'''

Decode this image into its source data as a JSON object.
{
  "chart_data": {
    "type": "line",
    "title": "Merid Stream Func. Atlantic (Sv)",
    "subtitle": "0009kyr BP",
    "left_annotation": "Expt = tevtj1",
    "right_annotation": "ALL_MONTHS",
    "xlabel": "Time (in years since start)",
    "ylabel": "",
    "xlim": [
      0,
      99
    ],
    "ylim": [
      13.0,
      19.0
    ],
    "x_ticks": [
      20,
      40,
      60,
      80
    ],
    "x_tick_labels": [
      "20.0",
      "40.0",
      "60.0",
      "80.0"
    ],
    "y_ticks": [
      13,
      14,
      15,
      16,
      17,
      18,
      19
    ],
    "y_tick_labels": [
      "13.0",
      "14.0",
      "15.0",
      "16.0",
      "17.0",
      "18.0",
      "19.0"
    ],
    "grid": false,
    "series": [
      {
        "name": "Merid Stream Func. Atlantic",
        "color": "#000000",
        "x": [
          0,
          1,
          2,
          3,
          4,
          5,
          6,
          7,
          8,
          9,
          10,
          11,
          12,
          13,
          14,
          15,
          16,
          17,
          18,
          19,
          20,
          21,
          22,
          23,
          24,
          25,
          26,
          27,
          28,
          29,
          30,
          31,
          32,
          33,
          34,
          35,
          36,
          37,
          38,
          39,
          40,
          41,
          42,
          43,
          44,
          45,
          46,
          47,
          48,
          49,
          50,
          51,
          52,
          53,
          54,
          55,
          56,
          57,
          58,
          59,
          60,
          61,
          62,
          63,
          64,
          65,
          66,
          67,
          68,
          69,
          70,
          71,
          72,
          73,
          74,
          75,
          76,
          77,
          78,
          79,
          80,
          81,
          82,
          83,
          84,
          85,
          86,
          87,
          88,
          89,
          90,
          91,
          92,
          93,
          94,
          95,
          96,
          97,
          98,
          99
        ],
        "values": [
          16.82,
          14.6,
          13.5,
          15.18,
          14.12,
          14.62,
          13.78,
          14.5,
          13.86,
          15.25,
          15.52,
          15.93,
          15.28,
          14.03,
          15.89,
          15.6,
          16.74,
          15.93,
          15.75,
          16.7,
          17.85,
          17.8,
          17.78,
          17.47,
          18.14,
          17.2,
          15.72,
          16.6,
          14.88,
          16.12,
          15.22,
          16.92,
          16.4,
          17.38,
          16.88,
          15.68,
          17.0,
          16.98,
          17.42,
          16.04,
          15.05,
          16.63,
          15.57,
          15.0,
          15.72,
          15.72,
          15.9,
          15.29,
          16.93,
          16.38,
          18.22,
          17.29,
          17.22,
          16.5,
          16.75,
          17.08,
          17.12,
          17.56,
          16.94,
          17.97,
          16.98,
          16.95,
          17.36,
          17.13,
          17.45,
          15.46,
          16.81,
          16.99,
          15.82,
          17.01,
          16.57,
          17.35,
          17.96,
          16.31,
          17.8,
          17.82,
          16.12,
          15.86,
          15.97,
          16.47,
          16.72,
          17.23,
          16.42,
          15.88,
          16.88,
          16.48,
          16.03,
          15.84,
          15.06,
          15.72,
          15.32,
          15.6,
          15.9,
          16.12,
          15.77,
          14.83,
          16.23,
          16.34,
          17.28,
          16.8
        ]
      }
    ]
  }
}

'''

▶ [To be done]: Quote the material exactly, leaving nothing out.

▶ [Finished exercise]:
Decode this image into its source data as a JSON object.
{
  "chart_data": {
    "type": "line",
    "title": "Merid Stream Func. Atlantic (Sv)",
    "subtitle": "0009kyr BP",
    "left_annotation": "Expt = tevtj1",
    "right_annotation": "ALL_MONTHS",
    "xlabel": "Time (in years since start)",
    "ylabel": "",
    "xlim": [
      0,
      99
    ],
    "ylim": [
      13.0,
      19.0
    ],
    "x_ticks": [
      20,
      40,
      60,
      80
    ],
    "x_tick_labels": [
      "20.0",
      "40.0",
      "60.0",
      "80.0"
    ],
    "y_ticks": [
      13,
      14,
      15,
      16,
      17,
      18,
      19
    ],
    "y_tick_labels": [
      "13.0",
      "14.0",
      "15.0",
      "16.0",
      "17.0",
      "18.0",
      "19.0"
    ],
    "grid": false,
    "series": [
      {
        "name": "Merid Stream Func. Atlantic",
        "color": "#000000",
        "x": [
          0,
          1,
          2,
          3,
          4,
          5,
          6,
          7,
          8,
          9,
          10,
          11,
          12,
          13,
          14,
          15,
          16,
          17,
          18,
          19,
          20,
          21,
          22,
          23,
          24,
          25,
          26,
          27,
          28,
          29,
          30,
          31,
          32,
          33,
          34,
          35,
          36,
          37,
          38,
          39,
          40,
          41,
          42,
          43,
          44,
          45,
          46,
          47,
          48,
          49,
          50,
          51,
          52,
          53,
          54,
          55,
          56,
          57,
          58,
          59,
          60,
          61,
          62,
          63,
          64,
          65,
          66,
          67,
          68,
          69,
          70,
          71,
          72,
          73,
          74,
          75,
          76,
          77,
          78,
          79,
          80,
          81,
          82,
          83,
          84,
          85,
          86,
          87,
          88,
          89,
          90,
          91,
          92,
          93,
          94,
          95,
          96,
          97,
          98,
          99
        ],
        "values": [
          16.82,
          14.6,
          13.5,
          15.18,
          14.12,
          14.62,
          13.78,
          14.5,
          13.86,
          15.25,
          15.52,
          15.93,
          15.28,
          14.03,
          15.89,
          15.6,
          16.74,
          15.93,
          15.75,
          16.7,
          17.85,
          17.8,
          17.78,
          17.47,
          18.14,
          17.2,
          15.72,
          16.6,
          14.88,
          16.12,
          15.22,
          16.92,
          16.4,
          17.38,
          16.88,
          15.68,
          17.0,
          16.98,
          17.42,
          16.04,
          15.05,
          16.63,
          15.57,
          15.0,
          15.72,
          15.72,
          15.9,
          15.29,
          16.93,
          16.38,
          18.22,
          17.29,
          17.22,
          16.5,
          16.75,
          17.08,
          17.12,
          17.56,
          16.94,
          17.97,
          16.98,
          16.95,
          17.36,
          17.13,
          17.45,
          15.46,
          16.81,
          16.99,
          15.82,
          17.01,
          16.57,
          17.35,
          17.96,
          16.31,
          17.8,
          17.82,
          16.12,
          15.86,
          15.97,
          16.47,
          16.72,
          17.23,
          16.42,
          15.88,
          16.88,
          16.48,
          16.03,
          15.84,
          15.06,
          15.72,
          15.32,
          15.6,
          15.9,
          16.12,
          15.77,
          14.83,
          16.23,
          16.34,
          17.28,
          16.8
        ]
      }
    ]
  }
}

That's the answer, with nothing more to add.